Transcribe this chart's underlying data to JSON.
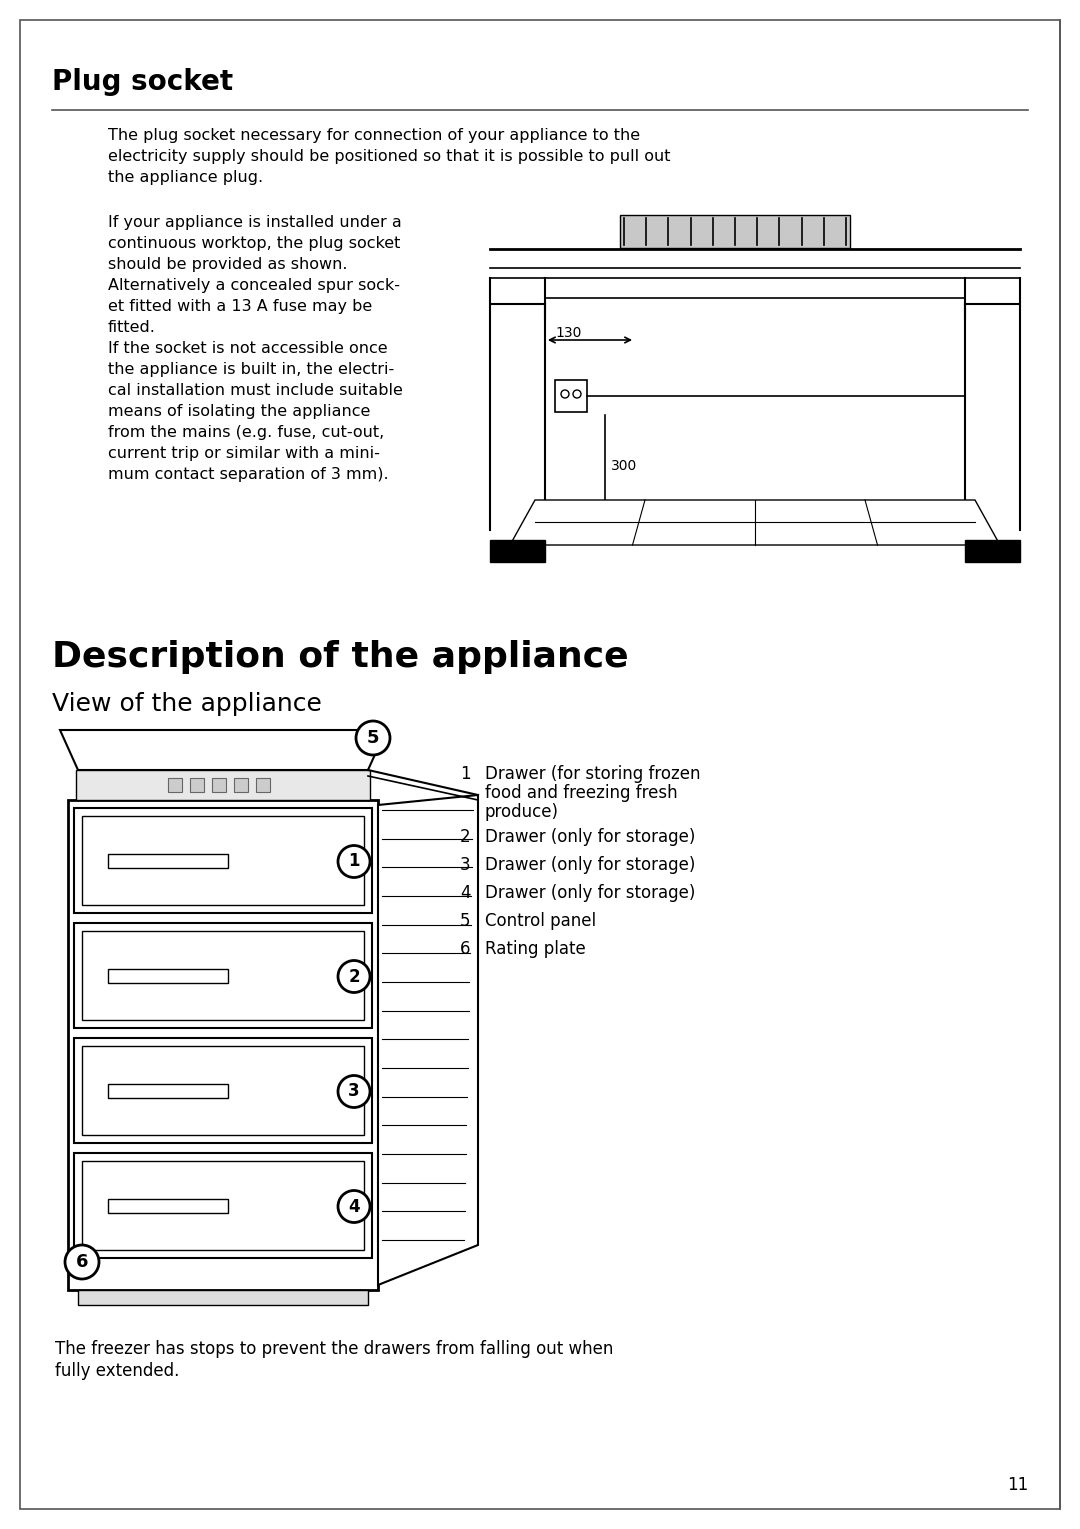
{
  "bg_color": "#ffffff",
  "section1_title": "Plug socket",
  "para1": "The plug socket necessary for connection of your appliance to the\nelectricity supply should be positioned so that it is possible to pull out\nthe appliance plug.",
  "para2_lines": [
    "If your appliance is installed under a",
    "continuous worktop, the plug socket",
    "should be provided as shown.",
    "Alternatively a concealed spur sock-",
    "et fitted with a 13 A fuse may be",
    "fitted.",
    "If the socket is not accessible once",
    "the appliance is built in, the electri-",
    "cal installation must include suitable",
    "means of isolating the appliance",
    "from the mains (e.g. fuse, cut-out,",
    "current trip or similar with a mini-",
    "mum contact separation of 3 mm)."
  ],
  "section2_title": "Description of the appliance",
  "section2_subtitle": "View of the appliance",
  "legend_items": [
    [
      "1",
      "Drawer (for storing frozen\nfood and freezing fresh\nproduce)"
    ],
    [
      "2",
      "Drawer (only for storage)"
    ],
    [
      "3",
      "Drawer (only for storage)"
    ],
    [
      "4",
      "Drawer (only for storage)"
    ],
    [
      "5",
      "Control panel"
    ],
    [
      "6",
      "Rating plate"
    ]
  ],
  "footer": "The freezer has stops to prevent the drawers from falling out when\nfully extended.",
  "page_number": "11"
}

+--

Task details: Write out every line above exactly as it is, leaving out the pictures.

Result below:
Transcribe this chart's underlying data to JSON.
{
  "bg_color": "#ffffff",
  "section1_title": "Plug socket",
  "para1": "The plug socket necessary for connection of your appliance to the\nelectricity supply should be positioned so that it is possible to pull out\nthe appliance plug.",
  "para2_lines": [
    "If your appliance is installed under a",
    "continuous worktop, the plug socket",
    "should be provided as shown.",
    "Alternatively a concealed spur sock-",
    "et fitted with a 13 A fuse may be",
    "fitted.",
    "If the socket is not accessible once",
    "the appliance is built in, the electri-",
    "cal installation must include suitable",
    "means of isolating the appliance",
    "from the mains (e.g. fuse, cut-out,",
    "current trip or similar with a mini-",
    "mum contact separation of 3 mm)."
  ],
  "section2_title": "Description of the appliance",
  "section2_subtitle": "View of the appliance",
  "legend_items": [
    [
      "1",
      "Drawer (for storing frozen\nfood and freezing fresh\nproduce)"
    ],
    [
      "2",
      "Drawer (only for storage)"
    ],
    [
      "3",
      "Drawer (only for storage)"
    ],
    [
      "4",
      "Drawer (only for storage)"
    ],
    [
      "5",
      "Control panel"
    ],
    [
      "6",
      "Rating plate"
    ]
  ],
  "footer": "The freezer has stops to prevent the drawers from falling out when\nfully extended.",
  "page_number": "11"
}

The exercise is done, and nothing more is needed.